Will you give every entry again exactly as it stands?

━━━━━ INPUT RECORDS

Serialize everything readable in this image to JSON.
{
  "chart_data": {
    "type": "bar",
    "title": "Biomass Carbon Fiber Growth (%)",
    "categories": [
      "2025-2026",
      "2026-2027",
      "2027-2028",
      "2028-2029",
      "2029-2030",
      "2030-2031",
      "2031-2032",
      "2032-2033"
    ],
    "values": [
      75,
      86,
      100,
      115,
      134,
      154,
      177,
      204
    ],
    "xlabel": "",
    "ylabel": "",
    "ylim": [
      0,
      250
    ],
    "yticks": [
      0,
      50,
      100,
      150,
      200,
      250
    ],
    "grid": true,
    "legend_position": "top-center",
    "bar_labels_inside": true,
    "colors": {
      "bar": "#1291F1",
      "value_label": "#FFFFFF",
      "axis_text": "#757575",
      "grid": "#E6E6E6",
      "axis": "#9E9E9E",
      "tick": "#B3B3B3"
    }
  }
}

━━━━━━━━━━

SOLUTION:
Serialize everything readable in this image to JSON.
{
  "chart_data": {
    "type": "bar",
    "title": "Biomass Carbon Fiber Growth (%)",
    "categories": [
      "2025-2026",
      "2026-2027",
      "2027-2028",
      "2028-2029",
      "2029-2030",
      "2030-2031",
      "2031-2032",
      "2032-2033"
    ],
    "values": [
      75,
      86,
      100,
      115,
      134,
      154,
      177,
      204
    ],
    "xlabel": "",
    "ylabel": "",
    "ylim": [
      0,
      250
    ],
    "yticks": [
      0,
      50,
      100,
      150,
      200,
      250
    ],
    "grid": true,
    "legend_position": "top-center",
    "bar_labels_inside": true,
    "colors": {
      "bar": "#1291F1",
      "value_label": "#FFFFFF",
      "axis_text": "#757575",
      "grid": "#E6E6E6",
      "axis": "#9E9E9E",
      "tick": "#B3B3B3"
    }
  }
}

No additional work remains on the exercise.